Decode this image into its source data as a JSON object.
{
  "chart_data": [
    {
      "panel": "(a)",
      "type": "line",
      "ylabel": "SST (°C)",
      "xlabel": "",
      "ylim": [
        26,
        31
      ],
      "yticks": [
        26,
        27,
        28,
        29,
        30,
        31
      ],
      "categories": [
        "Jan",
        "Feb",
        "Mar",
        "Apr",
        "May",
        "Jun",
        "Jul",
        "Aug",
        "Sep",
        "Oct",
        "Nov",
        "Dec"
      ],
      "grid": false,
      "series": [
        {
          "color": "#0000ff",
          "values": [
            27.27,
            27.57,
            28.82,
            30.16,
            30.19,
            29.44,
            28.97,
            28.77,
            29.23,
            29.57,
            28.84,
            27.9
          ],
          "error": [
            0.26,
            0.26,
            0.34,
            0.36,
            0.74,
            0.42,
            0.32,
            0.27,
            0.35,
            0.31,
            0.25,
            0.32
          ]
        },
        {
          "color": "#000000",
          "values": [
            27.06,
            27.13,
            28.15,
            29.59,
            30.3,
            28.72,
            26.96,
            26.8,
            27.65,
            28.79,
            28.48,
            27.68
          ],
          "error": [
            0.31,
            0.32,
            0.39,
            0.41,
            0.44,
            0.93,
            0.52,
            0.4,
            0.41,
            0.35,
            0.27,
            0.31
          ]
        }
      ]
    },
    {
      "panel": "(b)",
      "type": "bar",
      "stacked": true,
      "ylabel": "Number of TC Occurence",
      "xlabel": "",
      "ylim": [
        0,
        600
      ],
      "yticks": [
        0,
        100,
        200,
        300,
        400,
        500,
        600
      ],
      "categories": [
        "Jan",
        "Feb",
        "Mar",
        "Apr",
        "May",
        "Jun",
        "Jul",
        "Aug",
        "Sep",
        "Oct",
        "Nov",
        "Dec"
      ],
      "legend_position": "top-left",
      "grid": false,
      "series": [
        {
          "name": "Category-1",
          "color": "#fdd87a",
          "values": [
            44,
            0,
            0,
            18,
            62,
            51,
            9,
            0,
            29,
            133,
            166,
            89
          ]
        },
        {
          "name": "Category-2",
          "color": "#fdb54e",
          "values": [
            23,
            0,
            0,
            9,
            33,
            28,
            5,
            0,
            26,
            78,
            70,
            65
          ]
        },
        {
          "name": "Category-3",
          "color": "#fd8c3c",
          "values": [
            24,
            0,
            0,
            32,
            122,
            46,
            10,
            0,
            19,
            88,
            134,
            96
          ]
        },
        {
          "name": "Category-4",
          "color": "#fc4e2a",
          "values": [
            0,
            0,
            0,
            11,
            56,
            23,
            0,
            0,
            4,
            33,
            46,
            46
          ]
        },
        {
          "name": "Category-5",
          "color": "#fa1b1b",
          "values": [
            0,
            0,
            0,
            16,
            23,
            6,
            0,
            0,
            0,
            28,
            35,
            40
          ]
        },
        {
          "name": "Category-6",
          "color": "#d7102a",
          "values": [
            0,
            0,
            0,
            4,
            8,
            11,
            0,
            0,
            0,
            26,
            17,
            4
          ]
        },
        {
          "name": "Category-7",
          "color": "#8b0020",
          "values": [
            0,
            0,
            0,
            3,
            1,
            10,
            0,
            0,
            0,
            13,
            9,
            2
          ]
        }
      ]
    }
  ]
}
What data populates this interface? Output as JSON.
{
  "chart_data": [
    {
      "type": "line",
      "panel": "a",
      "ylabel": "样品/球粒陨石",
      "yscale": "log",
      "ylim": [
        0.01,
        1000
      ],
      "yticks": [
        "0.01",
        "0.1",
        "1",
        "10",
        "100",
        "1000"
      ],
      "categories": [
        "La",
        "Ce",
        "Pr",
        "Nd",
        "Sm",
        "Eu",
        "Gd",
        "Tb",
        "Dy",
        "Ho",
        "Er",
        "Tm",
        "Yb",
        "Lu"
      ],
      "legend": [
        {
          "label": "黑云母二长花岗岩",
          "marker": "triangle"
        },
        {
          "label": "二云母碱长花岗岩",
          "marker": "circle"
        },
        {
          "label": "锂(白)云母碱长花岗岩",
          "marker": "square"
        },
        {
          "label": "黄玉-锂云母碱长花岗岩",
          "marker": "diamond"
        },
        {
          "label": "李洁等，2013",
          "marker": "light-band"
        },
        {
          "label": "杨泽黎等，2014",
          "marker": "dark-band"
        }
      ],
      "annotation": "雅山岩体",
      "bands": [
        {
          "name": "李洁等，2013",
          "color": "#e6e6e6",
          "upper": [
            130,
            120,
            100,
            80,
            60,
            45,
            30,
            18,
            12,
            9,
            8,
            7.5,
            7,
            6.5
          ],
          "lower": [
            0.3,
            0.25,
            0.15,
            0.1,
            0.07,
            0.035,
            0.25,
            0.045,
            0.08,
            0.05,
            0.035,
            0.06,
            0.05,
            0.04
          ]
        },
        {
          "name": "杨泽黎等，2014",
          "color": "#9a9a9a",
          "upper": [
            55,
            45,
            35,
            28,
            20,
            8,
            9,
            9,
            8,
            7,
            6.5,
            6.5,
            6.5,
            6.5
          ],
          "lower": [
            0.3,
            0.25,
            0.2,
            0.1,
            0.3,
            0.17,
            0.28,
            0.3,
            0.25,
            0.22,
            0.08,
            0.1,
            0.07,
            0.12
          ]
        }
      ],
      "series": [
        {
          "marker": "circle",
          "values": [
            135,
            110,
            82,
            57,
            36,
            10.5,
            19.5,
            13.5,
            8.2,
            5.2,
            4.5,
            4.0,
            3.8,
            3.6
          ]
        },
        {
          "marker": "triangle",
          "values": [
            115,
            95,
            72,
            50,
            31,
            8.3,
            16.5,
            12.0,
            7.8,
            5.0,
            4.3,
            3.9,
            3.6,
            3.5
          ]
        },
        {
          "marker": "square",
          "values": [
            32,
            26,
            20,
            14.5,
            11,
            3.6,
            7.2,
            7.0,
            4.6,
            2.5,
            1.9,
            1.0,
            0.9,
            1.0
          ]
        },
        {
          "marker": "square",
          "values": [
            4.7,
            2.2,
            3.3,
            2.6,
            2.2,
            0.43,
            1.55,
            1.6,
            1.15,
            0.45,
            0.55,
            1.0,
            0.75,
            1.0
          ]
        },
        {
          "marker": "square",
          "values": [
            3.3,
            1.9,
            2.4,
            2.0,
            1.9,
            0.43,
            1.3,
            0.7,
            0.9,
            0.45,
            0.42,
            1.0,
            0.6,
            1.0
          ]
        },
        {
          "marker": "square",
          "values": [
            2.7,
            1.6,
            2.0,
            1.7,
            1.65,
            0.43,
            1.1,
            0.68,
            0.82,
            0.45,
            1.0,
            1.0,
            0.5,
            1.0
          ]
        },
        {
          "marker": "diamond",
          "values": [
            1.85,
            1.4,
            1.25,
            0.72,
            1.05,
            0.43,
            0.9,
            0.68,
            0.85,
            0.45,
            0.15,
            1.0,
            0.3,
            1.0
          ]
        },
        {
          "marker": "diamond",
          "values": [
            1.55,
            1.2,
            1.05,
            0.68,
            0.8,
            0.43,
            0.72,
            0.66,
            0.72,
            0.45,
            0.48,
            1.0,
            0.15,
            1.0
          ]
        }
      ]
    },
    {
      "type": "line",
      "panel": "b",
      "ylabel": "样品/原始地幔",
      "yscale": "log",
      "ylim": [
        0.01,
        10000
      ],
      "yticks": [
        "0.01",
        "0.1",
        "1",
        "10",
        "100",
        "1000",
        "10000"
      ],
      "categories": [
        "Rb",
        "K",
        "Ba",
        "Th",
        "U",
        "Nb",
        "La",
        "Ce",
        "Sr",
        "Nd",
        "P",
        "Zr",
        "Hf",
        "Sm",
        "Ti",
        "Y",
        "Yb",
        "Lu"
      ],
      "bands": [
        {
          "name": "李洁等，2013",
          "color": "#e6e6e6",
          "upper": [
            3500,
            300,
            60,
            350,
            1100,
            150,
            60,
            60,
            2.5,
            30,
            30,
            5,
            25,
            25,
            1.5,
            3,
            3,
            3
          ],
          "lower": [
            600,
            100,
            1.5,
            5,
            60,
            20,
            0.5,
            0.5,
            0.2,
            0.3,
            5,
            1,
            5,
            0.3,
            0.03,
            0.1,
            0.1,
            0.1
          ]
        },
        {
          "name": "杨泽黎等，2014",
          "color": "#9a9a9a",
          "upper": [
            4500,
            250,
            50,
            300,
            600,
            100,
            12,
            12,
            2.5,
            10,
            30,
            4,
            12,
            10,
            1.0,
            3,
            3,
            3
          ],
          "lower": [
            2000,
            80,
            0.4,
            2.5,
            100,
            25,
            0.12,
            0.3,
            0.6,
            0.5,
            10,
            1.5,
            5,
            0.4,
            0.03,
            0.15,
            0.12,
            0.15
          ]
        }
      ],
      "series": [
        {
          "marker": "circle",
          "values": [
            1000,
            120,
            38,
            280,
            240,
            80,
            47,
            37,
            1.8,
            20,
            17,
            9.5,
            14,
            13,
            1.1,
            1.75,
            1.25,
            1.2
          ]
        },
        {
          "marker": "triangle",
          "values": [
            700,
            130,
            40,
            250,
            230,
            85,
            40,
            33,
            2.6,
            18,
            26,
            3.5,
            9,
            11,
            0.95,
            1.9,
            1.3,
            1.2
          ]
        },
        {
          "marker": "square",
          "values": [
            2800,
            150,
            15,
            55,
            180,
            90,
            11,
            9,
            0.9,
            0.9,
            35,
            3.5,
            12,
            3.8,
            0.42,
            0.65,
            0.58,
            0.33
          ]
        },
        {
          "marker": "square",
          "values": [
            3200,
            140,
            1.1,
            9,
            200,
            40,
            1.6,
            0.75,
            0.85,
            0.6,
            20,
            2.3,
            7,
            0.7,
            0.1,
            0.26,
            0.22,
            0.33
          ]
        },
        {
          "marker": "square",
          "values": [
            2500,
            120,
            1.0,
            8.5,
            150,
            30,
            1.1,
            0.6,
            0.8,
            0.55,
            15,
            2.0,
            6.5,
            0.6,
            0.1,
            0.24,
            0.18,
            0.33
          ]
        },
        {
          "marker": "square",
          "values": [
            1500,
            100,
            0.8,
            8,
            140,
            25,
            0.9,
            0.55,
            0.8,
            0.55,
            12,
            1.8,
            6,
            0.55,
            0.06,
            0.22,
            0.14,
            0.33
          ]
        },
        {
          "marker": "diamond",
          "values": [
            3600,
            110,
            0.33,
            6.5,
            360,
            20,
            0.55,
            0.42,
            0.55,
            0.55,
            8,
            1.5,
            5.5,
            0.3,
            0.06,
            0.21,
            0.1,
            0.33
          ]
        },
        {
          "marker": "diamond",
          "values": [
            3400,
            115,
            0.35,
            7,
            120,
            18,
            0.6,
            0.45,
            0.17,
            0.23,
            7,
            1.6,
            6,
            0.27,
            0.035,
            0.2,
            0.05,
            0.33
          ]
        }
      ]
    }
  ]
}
———
> [Exercise task]:
Work through the records line by line and tally those with the word "ylabel". Report only the total.

> [The output]:
4